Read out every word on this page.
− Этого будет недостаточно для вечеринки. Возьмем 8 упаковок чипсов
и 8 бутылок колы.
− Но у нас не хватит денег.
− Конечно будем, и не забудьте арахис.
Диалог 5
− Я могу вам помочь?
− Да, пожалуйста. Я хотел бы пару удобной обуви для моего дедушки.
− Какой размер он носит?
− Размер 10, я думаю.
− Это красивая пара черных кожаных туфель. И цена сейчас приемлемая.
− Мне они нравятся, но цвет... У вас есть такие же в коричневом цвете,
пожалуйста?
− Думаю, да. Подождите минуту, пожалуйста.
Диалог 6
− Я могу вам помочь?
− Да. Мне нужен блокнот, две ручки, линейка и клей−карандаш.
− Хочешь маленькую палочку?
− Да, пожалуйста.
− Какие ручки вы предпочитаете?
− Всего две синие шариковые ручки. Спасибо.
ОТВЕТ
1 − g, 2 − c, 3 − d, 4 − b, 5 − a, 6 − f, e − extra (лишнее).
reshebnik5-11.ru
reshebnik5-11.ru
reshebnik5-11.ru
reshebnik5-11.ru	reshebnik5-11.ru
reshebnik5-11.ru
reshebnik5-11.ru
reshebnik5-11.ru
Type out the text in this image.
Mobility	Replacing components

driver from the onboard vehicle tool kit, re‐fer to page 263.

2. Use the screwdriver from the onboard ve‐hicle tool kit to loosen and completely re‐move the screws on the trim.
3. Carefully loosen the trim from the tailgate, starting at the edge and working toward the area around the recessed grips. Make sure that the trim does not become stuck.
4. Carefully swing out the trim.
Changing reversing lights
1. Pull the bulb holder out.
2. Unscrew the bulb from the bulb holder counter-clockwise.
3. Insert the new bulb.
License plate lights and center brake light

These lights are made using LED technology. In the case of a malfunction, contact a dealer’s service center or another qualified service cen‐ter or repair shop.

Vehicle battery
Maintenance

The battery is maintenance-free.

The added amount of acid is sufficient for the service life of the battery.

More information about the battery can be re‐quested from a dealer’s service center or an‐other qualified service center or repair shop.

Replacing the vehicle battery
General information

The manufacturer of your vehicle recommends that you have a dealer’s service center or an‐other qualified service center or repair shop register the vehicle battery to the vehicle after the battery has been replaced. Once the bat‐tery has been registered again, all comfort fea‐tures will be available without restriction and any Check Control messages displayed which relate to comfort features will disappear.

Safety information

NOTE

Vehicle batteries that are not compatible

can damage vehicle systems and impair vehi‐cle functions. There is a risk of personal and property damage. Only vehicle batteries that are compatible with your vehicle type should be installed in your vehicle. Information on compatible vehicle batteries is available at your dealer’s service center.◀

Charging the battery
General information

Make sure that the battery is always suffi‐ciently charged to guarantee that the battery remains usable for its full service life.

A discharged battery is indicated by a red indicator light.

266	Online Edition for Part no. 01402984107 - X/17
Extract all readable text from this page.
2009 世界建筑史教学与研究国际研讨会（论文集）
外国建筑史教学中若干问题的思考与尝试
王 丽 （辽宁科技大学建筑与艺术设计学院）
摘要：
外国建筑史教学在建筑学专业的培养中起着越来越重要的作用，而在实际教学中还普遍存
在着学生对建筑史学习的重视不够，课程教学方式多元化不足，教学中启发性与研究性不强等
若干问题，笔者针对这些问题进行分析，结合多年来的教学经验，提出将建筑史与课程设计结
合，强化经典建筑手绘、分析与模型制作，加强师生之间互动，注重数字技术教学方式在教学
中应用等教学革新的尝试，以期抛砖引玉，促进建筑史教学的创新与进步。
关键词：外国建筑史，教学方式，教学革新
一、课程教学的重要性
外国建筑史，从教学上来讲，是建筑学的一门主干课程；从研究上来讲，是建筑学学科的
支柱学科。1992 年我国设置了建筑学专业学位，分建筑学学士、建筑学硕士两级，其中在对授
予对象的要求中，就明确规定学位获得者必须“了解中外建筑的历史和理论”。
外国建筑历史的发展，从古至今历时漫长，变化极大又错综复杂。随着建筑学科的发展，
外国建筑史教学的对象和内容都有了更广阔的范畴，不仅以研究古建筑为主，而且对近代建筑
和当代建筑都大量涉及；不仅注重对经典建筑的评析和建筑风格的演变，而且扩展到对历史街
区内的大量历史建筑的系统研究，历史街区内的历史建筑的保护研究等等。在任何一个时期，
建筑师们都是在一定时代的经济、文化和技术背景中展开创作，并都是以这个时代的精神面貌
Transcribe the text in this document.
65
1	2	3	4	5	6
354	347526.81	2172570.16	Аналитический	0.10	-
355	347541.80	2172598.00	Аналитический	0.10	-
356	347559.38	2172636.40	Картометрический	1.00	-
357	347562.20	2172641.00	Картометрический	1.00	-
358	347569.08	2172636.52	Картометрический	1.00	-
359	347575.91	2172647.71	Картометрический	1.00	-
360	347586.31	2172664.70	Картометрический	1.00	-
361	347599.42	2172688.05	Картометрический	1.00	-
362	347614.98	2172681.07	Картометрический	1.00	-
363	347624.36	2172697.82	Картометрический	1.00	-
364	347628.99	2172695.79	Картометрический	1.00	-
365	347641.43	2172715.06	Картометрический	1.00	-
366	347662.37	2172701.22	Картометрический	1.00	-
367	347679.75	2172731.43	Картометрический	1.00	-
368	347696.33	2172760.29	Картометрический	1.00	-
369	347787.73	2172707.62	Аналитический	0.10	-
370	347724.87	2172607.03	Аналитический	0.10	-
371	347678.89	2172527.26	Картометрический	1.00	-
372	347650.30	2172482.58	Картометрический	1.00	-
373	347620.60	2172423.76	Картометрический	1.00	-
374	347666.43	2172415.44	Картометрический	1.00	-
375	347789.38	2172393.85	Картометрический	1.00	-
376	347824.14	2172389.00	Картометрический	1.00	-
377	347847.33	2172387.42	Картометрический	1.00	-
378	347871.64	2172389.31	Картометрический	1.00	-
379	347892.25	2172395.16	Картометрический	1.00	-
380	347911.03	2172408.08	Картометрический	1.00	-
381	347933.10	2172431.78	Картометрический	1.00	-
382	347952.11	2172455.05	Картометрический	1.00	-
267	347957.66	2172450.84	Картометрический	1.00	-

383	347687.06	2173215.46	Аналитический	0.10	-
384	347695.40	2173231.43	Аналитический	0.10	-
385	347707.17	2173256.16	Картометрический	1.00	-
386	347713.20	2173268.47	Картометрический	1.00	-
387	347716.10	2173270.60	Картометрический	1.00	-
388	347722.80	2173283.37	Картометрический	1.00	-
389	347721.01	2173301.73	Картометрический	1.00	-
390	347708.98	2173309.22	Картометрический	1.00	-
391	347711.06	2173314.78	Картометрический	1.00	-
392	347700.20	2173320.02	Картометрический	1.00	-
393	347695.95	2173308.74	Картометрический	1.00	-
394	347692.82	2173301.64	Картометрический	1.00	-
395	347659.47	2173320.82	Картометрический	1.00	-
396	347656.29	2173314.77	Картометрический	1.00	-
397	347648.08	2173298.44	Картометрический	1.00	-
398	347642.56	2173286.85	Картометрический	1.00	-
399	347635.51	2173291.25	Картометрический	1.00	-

------------

Exercise -> Retype the listing exactly, in full.

Output for this exercise ->
Read out every word on this page.
− Этого будет недостаточно для вечеринки. Возьмем 8 упаковок чипсов
и 8 бутылок колы.
− Но у нас не хватит денег.
− Конечно будем, и не забудьте арахис.
Диалог 5
− Я могу вам помочь?
− Да, пожалуйста. Я хотел бы пару удобной обуви для моего дедушки.
− Какой размер он носит?
− Размер 10, я думаю.
− Это красивая пара черных кожаных туфель. И цена сейчас приемлемая.
− Мне они нравятся, но цвет... У вас есть такие же в коричневом цвете,
пожалуйста?
− Думаю, да. Подождите минуту, пожалуйста.
Диалог 6
− Я могу вам помочь?
− Да. Мне нужен блокнот, две ручки, линейка и клей−карандаш.
− Хочешь маленькую палочку?
− Да, пожалуйста.
− Какие ручки вы предпочитаете?
− Всего две синие шариковые ручки. Спасибо.
ОТВЕТ
1 − g, 2 − c, 3 − d, 4 − b, 5 − a, 6 − f, e − extra (лишнее).
reshebnik5-11.ru
reshebnik5-11.ru
reshebnik5-11.ru
reshebnik5-11.ru	reshebnik5-11.ru
reshebnik5-11.ru
reshebnik5-11.ru
reshebnik5-11.ru
Type out the text in this image.
Mobility	Replacing components

driver from the onboard vehicle tool kit, re‐fer to page 263.

2. Use the screwdriver from the onboard ve‐hicle tool kit to loosen and completely re‐move the screws on the trim.
3. Carefully loosen the trim from the tailgate, starting at the edge and working toward the area around the recessed grips. Make sure that the trim does not become stuck.
4. Carefully swing out the trim.
Changing reversing lights
1. Pull the bulb holder out.
2. Unscrew the bulb from the bulb holder counter-clockwise.
3. Insert the new bulb.
License plate lights and center brake light

These lights are made using LED technology. In the case of a malfunction, contact a dealer’s service center or another qualified service cen‐ter or repair shop.

Vehicle battery
Maintenance

The battery is maintenance-free.

The added amount of acid is sufficient for the service life of the battery.

More information about the battery can be re‐quested from a dealer’s service center or an‐other qualified service center or repair shop.

Replacing the vehicle battery
General information

The manufacturer of your vehicle recommends that you have a dealer’s service center or an‐other qualified service center or repair shop register the vehicle battery to the vehicle after the battery has been replaced. Once the bat‐tery has been registered again, all comfort fea‐tures will be available without restriction and any Check Control messages displayed which relate to comfort features will disappear.

Safety information

NOTE

Vehicle batteries that are not compatible

can damage vehicle systems and impair vehi‐cle functions. There is a risk of personal and property damage. Only vehicle batteries that are compatible with your vehicle type should be installed in your vehicle. Information on compatible vehicle batteries is available at your dealer’s service center.◀

Charging the battery
General information

Make sure that the battery is always suffi‐ciently charged to guarantee that the battery remains usable for its full service life.

A discharged battery is indicated by a red indicator light.

266	Online Edition for Part no. 01402984107 - X/17
Extract all readable text from this page.
2009 世界建筑史教学与研究国际研讨会（论文集）
外国建筑史教学中若干问题的思考与尝试
王 丽 （辽宁科技大学建筑与艺术设计学院）
摘要：
外国建筑史教学在建筑学专业的培养中起着越来越重要的作用，而在实际教学中还普遍存
在着学生对建筑史学习的重视不够，课程教学方式多元化不足，教学中启发性与研究性不强等
若干问题，笔者针对这些问题进行分析，结合多年来的教学经验，提出将建筑史与课程设计结
合，强化经典建筑手绘、分析与模型制作，加强师生之间互动，注重数字技术教学方式在教学
中应用等教学革新的尝试，以期抛砖引玉，促进建筑史教学的创新与进步。
关键词：外国建筑史，教学方式，教学革新
一、课程教学的重要性
外国建筑史，从教学上来讲，是建筑学的一门主干课程；从研究上来讲，是建筑学学科的
支柱学科。1992 年我国设置了建筑学专业学位，分建筑学学士、建筑学硕士两级，其中在对授
予对象的要求中，就明确规定学位获得者必须“了解中外建筑的历史和理论”。
外国建筑历史的发展，从古至今历时漫长，变化极大又错综复杂。随着建筑学科的发展，
外国建筑史教学的对象和内容都有了更广阔的范畴，不仅以研究古建筑为主，而且对近代建筑
和当代建筑都大量涉及；不仅注重对经典建筑的评析和建筑风格的演变，而且扩展到对历史街
区内的大量历史建筑的系统研究，历史街区内的历史建筑的保护研究等等。在任何一个时期，
建筑师们都是在一定时代的经济、文化和技术背景中展开创作，并都是以这个时代的精神面貌
Transcribe the text in this document.
65
1	2	3	4	5	6
354	347526.81	2172570.16	Аналитический	0.10	-
355	347541.80	2172598.00	Аналитический	0.10	-
356	347559.38	2172636.40	Картометрический	1.00	-
357	347562.20	2172641.00	Картометрический	1.00	-
358	347569.08	2172636.52	Картометрический	1.00	-
359	347575.91	2172647.71	Картометрический	1.00	-
360	347586.31	2172664.70	Картометрический	1.00	-
361	347599.42	2172688.05	Картометрический	1.00	-
362	347614.98	2172681.07	Картометрический	1.00	-
363	347624.36	2172697.82	Картометрический	1.00	-
364	347628.99	2172695.79	Картометрический	1.00	-
365	347641.43	2172715.06	Картометрический	1.00	-
366	347662.37	2172701.22	Картометрический	1.00	-
367	347679.75	2172731.43	Картометрический	1.00	-
368	347696.33	2172760.29	Картометрический	1.00	-
369	347787.73	2172707.62	Аналитический	0.10	-
370	347724.87	2172607.03	Аналитический	0.10	-
371	347678.89	2172527.26	Картометрический	1.00	-
372	347650.30	2172482.58	Картометрический	1.00	-
373	347620.60	2172423.76	Картометрический	1.00	-
374	347666.43	2172415.44	Картометрический	1.00	-
375	347789.38	2172393.85	Картометрический	1.00	-
376	347824.14	2172389.00	Картометрический	1.00	-
377	347847.33	2172387.42	Картометрический	1.00	-
378	347871.64	2172389.31	Картометрический	1.00	-
379	347892.25	2172395.16	Картометрический	1.00	-
380	347911.03	2172408.08	Картометрический	1.00	-
381	347933.10	2172431.78	Картометрический	1.00	-
382	347952.11	2172455.05	Картометрический	1.00	-
267	347957.66	2172450.84	Картометрический	1.00	-

383	347687.06	2173215.46	Аналитический	0.10	-
384	347695.40	2173231.43	Аналитический	0.10	-
385	347707.17	2173256.16	Картометрический	1.00	-
386	347713.20	2173268.47	Картометрический	1.00	-
387	347716.10	2173270.60	Картометрический	1.00	-
388	347722.80	2173283.37	Картометрический	1.00	-
389	347721.01	2173301.73	Картометрический	1.00	-
390	347708.98	2173309.22	Картометрический	1.00	-
391	347711.06	2173314.78	Картометрический	1.00	-
392	347700.20	2173320.02	Картометрический	1.00	-
393	347695.95	2173308.74	Картометрический	1.00	-
394	347692.82	2173301.64	Картометрический	1.00	-
395	347659.47	2173320.82	Картометрический	1.00	-
396	347656.29	2173314.77	Картометрический	1.00	-
397	347648.08	2173298.44	Картометрический	1.00	-
398	347642.56	2173286.85	Картометрический	1.00	-
399	347635.51	2173291.25	Картометрический	1.00	-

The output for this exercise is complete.